What to do
Spot every line with the word "title" and return it.

Recorded information
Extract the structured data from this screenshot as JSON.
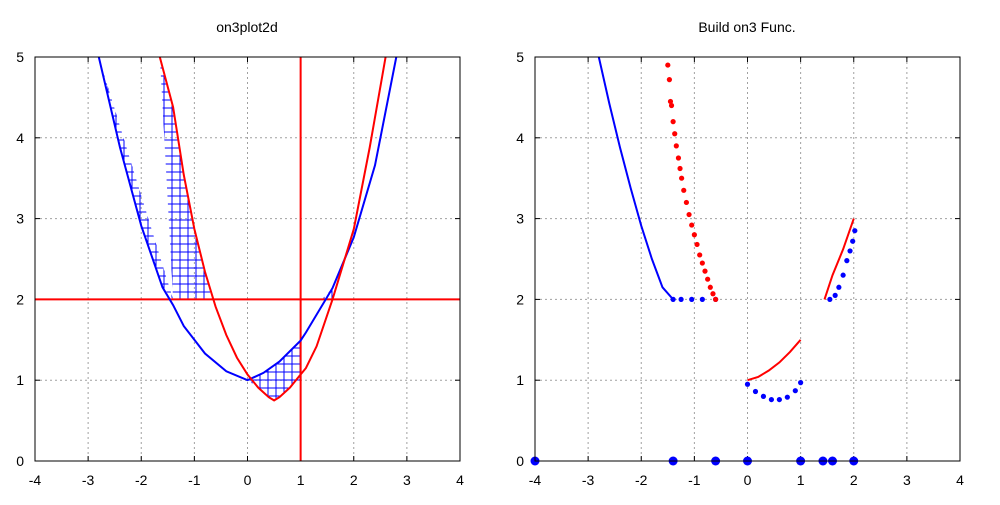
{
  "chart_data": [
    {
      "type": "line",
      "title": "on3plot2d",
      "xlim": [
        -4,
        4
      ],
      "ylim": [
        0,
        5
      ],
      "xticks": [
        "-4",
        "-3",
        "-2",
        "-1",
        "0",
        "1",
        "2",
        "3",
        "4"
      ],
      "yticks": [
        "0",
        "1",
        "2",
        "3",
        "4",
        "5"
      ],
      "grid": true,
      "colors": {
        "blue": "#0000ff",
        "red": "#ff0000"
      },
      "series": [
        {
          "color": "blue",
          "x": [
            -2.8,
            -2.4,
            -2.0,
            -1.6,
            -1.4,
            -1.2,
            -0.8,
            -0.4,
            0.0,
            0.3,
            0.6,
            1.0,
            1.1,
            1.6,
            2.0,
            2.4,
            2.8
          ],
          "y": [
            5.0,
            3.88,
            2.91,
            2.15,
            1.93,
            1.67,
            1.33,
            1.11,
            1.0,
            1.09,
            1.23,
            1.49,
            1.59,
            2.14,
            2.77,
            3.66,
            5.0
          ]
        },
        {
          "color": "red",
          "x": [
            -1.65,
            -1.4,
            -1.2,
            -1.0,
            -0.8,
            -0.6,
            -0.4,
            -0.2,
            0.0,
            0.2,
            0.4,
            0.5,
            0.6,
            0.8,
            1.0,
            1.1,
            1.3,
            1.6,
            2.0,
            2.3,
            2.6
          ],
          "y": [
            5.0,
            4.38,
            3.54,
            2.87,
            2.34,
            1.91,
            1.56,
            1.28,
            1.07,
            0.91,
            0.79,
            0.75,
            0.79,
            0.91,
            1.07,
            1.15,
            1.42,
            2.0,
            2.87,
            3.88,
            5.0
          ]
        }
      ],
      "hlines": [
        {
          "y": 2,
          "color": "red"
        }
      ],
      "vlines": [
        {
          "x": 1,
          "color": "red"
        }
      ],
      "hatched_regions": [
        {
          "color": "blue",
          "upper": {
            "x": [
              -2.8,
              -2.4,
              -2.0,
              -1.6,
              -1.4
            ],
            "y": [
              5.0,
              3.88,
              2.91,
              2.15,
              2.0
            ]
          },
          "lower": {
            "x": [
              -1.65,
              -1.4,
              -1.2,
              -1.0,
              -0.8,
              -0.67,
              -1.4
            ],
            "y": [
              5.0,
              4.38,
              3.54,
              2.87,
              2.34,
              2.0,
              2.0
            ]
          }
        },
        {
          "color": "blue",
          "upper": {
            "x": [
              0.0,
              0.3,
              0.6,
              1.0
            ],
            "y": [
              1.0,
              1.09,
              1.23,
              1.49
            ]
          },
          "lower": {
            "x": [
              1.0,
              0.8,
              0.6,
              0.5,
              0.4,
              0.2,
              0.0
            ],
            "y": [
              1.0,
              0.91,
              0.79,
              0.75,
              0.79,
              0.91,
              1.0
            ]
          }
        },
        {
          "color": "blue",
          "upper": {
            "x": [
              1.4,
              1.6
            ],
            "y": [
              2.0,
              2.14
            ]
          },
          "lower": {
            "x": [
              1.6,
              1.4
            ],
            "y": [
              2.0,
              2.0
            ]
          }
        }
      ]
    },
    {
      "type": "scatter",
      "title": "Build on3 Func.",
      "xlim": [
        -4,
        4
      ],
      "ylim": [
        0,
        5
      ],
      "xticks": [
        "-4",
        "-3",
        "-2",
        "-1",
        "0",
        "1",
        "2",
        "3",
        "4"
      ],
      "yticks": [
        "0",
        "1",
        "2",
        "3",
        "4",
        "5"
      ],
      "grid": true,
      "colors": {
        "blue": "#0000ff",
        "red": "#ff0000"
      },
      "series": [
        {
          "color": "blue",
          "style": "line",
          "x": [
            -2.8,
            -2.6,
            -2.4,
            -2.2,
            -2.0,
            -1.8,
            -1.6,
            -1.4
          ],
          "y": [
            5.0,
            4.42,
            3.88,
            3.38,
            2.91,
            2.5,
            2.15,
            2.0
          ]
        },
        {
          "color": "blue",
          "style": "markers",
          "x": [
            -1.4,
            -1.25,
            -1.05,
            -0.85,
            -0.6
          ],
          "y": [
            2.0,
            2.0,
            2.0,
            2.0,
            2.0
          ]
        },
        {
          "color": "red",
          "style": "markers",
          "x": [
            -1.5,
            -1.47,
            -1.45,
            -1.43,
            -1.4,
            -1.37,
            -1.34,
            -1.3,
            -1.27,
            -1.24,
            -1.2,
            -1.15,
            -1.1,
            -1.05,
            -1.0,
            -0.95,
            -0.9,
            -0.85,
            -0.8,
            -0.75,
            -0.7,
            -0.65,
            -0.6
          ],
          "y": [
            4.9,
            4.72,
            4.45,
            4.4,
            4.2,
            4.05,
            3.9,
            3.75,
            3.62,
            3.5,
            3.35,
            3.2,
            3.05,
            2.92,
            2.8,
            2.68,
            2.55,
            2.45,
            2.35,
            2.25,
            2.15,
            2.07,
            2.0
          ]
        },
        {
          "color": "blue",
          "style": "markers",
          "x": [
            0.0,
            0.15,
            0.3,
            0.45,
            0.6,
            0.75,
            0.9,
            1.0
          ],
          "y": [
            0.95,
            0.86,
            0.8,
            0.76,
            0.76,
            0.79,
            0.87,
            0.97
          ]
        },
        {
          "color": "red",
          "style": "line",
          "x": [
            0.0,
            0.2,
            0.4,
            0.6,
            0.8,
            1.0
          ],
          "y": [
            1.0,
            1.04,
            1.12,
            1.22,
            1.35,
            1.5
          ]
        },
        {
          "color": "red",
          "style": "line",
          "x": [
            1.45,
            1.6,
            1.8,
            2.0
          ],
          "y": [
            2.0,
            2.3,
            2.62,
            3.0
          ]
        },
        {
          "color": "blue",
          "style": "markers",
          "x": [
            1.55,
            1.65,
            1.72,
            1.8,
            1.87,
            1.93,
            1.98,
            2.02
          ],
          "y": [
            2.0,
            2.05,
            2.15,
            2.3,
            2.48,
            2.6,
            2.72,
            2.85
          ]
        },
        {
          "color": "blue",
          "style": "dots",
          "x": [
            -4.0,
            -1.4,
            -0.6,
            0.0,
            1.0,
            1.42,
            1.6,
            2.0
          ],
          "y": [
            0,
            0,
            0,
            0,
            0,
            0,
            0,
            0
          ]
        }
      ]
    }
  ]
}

Output for this task
      "title": "on3plot2d",
      "title": "Build on3 Func.",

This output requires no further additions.